Start of Provided information
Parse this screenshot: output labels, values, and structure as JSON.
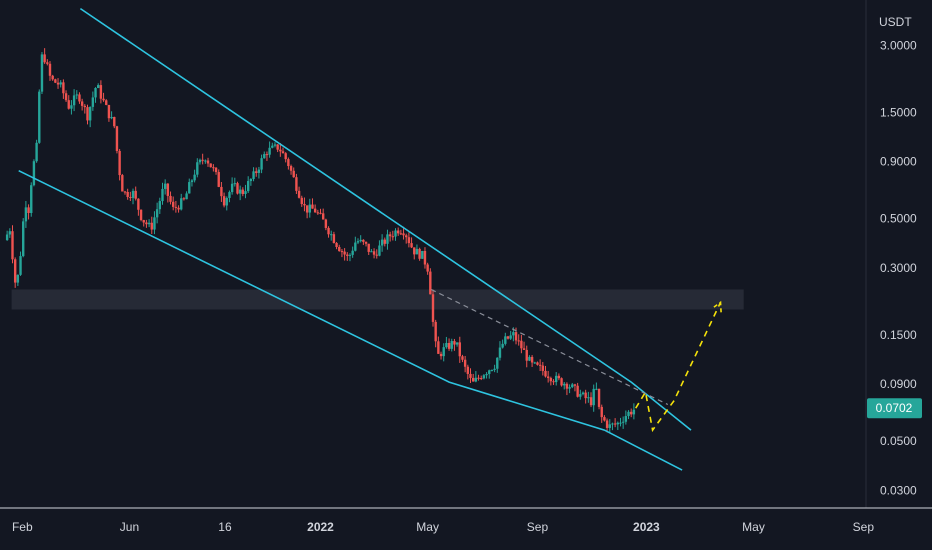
End of Provided information
Start of Provided information
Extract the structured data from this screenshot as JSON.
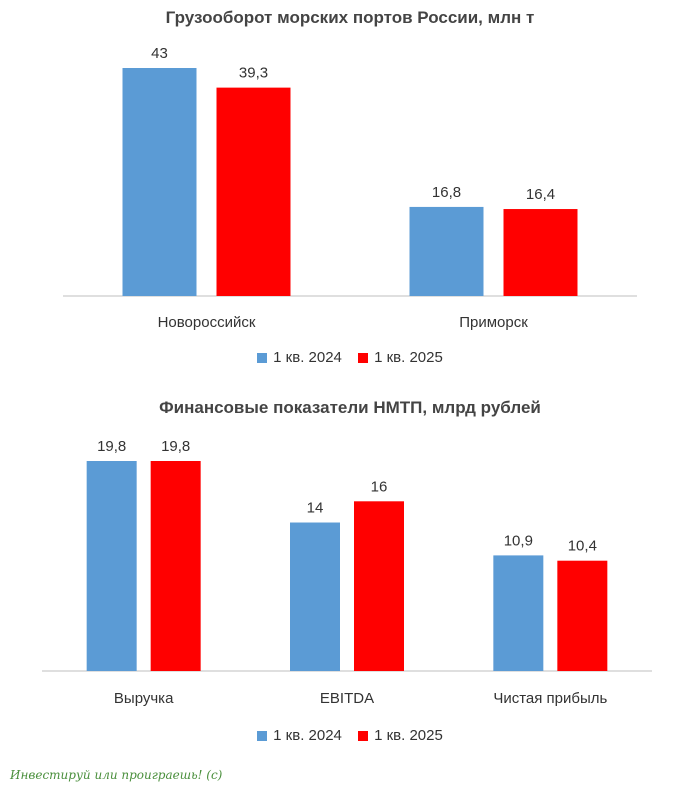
End of Provided information
Start of Provided information
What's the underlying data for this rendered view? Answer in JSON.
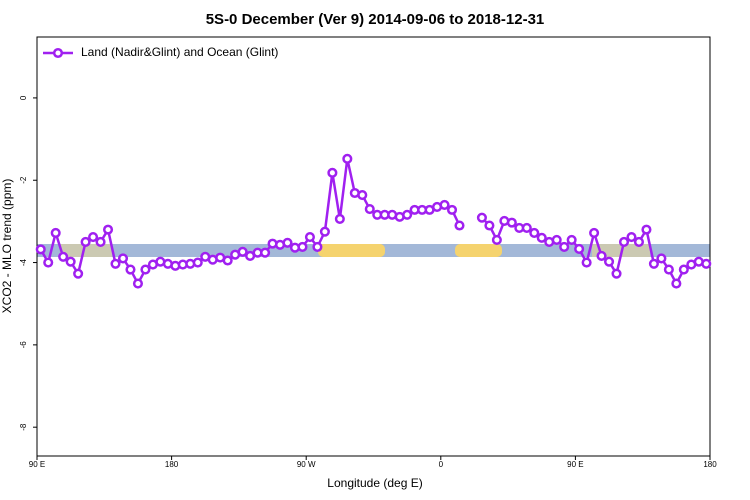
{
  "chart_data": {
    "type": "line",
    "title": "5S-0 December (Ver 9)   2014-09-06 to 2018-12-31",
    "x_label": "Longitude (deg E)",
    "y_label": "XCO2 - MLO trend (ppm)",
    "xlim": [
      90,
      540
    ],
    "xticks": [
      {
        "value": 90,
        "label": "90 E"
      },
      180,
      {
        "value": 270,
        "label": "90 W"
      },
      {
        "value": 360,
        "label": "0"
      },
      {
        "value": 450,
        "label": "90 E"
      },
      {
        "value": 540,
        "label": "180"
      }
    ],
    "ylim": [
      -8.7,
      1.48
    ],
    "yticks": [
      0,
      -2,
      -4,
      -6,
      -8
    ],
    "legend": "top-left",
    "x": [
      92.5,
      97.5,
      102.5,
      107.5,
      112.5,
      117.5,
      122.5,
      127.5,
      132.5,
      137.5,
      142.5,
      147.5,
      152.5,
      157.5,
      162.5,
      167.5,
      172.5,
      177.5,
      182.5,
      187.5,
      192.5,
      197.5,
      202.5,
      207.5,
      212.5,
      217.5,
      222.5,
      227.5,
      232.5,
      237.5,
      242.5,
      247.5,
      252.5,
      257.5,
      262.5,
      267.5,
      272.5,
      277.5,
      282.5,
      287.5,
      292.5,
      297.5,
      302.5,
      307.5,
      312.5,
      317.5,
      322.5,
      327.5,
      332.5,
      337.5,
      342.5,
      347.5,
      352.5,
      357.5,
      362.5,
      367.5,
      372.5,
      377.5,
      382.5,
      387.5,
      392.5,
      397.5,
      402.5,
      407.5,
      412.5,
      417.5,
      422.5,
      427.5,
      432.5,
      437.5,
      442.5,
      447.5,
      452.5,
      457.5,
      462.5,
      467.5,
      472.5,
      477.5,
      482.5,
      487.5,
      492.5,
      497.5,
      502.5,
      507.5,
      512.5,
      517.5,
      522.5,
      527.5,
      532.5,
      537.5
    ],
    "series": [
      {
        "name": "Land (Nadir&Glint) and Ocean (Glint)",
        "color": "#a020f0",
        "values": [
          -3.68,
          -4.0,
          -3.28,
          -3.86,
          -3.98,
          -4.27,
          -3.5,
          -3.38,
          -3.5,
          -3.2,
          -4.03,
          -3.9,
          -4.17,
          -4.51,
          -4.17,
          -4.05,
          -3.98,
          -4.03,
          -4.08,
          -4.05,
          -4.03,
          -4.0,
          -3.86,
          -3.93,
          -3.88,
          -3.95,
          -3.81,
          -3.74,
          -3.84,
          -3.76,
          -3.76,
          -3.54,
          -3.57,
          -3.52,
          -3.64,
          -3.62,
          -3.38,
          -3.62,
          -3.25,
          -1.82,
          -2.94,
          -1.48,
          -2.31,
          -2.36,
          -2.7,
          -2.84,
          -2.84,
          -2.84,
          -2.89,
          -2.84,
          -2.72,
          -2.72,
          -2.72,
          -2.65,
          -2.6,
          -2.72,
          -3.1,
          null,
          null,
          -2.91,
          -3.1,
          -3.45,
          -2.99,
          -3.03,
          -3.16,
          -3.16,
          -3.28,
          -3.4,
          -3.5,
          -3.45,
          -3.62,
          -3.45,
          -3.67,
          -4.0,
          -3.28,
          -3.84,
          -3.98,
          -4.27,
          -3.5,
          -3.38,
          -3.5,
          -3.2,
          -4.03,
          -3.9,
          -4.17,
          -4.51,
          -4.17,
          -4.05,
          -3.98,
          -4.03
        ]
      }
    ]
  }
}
End of Provided information
To be done → Go through the preceding material and copy each line that has the word "screenshot".

The result →
Parse this screenshot: output labels, values, and structure as JSON.
Extract the structured data from this screenshot as JSON.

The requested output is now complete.